[Extract to read]
Saturday, August 10, 2013

Steampunk Spacesuit

I've been pretty open, if not strident, about my disdain for what I call "steamjunk". Sadly, far too many steampunk aficionados seem to think that gluing gears to something or epoxying a bunch of brass junk together is the height of the genre's artistic achievement. It's embarrassing how prevalent the mentality has become.

Then I stumble across something like this steampunk spacesuit and my cold, bitter heart warms up to the possibilities of retro-futurism once again. The picture was taken at the Gaslight Gathering 3. I haven't been able to track down the artist yet, but as soon as I do it will be my pleasure to give proper credit for a job very well done.


Charlie Warren said...

Thumbs UP!

Varangian said...

Even for those of us that are fans of Steampunk the "glue gears on it" technique is absolutely awful.

I love the work you share, thank you!

If you enjoy miniatures stuff at all you might check out Colonel O'Truth, he does mostly steampunk inspired work.

Regardless, thanks for running a great Blog!

Shel Parsons said...

[Data listing]
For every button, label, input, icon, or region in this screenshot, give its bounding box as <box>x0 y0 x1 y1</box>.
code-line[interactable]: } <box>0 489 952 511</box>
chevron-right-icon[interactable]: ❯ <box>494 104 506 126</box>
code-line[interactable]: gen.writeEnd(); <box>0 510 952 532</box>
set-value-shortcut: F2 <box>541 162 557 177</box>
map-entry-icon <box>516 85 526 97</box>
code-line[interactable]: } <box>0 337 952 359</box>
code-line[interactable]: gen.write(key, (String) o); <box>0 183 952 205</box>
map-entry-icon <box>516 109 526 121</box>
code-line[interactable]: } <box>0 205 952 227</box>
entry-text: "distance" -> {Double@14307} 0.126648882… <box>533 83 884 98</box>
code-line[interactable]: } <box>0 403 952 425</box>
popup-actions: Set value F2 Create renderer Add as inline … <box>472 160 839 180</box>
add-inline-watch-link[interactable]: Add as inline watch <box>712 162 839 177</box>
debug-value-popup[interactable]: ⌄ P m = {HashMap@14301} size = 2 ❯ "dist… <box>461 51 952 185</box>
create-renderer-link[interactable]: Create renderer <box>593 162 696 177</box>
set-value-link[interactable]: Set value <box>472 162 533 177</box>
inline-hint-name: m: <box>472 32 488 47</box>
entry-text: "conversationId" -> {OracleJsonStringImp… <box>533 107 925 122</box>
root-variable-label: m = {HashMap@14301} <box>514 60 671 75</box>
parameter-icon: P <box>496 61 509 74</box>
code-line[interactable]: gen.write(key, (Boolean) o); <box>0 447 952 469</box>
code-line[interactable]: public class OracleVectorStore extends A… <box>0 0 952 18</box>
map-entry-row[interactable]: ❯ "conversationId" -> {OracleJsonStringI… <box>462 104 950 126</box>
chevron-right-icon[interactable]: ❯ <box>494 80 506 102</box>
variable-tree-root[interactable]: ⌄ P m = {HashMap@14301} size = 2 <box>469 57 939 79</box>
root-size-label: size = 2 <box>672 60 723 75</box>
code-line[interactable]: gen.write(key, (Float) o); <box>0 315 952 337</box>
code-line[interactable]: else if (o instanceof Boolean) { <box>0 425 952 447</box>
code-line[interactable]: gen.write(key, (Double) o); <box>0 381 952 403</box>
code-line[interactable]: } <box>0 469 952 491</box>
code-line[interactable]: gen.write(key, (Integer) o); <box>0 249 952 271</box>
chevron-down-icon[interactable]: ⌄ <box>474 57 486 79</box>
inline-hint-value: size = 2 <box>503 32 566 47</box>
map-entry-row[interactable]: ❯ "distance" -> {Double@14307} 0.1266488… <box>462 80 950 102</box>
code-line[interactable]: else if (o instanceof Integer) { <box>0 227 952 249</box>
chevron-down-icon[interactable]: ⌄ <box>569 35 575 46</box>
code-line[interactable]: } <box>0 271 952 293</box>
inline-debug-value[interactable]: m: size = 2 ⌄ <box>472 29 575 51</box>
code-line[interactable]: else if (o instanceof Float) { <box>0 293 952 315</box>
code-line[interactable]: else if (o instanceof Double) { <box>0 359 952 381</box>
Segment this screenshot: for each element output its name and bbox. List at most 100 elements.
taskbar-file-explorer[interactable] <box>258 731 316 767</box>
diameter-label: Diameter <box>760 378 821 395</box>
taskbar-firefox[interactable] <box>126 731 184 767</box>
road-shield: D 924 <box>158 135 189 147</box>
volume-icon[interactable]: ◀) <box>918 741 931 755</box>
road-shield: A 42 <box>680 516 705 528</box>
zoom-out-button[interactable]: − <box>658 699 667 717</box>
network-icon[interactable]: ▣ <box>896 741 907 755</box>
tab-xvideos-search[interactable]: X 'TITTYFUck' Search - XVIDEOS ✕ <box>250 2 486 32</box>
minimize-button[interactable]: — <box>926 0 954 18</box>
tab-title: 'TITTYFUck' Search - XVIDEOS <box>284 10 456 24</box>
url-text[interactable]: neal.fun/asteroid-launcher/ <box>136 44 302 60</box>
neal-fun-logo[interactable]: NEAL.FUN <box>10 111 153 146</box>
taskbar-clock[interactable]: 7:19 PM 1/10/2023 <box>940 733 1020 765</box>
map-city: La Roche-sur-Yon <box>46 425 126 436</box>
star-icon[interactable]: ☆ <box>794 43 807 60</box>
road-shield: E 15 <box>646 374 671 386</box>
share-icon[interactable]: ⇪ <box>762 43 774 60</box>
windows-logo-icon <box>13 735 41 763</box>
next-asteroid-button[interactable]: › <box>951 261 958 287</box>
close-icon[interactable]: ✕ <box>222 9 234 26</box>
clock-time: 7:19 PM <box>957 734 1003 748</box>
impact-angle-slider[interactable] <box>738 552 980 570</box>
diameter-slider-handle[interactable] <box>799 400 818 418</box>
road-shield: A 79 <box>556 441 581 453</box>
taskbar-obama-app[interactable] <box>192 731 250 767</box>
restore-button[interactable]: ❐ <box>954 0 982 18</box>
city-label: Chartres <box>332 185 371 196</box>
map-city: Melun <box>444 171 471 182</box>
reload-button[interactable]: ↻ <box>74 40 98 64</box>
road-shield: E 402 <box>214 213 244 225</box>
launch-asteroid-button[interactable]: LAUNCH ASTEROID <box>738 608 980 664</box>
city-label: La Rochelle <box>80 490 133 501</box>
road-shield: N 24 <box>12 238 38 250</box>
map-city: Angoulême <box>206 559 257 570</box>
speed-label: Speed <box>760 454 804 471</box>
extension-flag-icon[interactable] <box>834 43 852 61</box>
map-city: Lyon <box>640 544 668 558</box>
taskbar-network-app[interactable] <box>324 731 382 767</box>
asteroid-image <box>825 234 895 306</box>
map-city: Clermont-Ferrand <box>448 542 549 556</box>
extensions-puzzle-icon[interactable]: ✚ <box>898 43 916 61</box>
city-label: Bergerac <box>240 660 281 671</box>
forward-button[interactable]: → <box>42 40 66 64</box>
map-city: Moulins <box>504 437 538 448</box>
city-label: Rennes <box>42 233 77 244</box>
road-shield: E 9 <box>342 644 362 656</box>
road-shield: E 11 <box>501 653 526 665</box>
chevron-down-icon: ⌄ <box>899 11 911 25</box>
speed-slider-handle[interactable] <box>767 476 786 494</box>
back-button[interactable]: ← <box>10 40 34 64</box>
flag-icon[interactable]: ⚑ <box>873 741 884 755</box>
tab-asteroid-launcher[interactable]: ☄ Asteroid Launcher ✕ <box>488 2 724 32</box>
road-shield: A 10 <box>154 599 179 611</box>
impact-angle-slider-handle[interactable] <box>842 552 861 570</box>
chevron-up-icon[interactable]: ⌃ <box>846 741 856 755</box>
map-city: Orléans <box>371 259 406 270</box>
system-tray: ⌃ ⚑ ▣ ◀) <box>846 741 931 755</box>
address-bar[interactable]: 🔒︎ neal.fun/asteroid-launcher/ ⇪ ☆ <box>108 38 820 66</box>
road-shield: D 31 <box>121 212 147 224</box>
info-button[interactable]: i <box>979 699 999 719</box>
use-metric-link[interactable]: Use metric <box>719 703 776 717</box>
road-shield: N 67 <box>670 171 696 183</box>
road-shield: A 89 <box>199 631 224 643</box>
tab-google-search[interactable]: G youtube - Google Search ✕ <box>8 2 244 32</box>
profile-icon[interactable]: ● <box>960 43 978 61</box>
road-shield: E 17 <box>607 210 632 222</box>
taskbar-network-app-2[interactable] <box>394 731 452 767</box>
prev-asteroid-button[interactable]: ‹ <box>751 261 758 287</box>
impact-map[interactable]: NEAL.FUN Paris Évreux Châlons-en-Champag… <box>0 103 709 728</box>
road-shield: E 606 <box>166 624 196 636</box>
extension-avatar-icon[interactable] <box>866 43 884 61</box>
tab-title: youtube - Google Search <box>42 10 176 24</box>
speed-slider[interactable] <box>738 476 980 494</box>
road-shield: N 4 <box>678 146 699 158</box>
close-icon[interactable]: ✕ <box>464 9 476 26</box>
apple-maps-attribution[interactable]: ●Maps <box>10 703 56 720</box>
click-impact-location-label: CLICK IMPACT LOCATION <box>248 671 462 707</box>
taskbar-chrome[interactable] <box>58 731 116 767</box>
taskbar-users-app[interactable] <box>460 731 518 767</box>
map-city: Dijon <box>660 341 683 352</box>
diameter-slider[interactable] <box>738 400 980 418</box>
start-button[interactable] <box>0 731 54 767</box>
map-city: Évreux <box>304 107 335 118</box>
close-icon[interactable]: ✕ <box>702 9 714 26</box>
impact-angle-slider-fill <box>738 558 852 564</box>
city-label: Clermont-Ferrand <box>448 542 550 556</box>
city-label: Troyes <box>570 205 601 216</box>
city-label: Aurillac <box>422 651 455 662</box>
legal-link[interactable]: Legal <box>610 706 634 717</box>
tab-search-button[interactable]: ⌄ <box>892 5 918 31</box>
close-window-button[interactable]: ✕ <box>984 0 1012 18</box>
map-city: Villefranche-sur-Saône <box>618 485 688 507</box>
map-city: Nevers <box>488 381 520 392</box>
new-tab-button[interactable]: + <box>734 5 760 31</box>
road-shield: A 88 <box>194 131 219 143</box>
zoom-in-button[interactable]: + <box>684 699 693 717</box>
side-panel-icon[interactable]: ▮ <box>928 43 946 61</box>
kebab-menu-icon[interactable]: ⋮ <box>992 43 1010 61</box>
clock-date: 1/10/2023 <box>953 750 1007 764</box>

[Instructions]
a) According to the steampunk spacesuit post, where was the picture taken?
b) Transcribe the steampunk spacesuit post from "Even for those" to "Shel Parsons said...".
The entries have no connection to the text.

[Results by task]
a) At the Gaslight Gathering 3.

b)
Even for those of us that are fans of Steampunk the "glue gears on it" technique is absolutely awful.

I love the work you share, thank you!

If you enjoy miniatures stuff at all you might check out Colonel O'Truth, he does mostly steampunk inspired work.

Regardless, thanks for running a great Blog!

Shel Parsons said...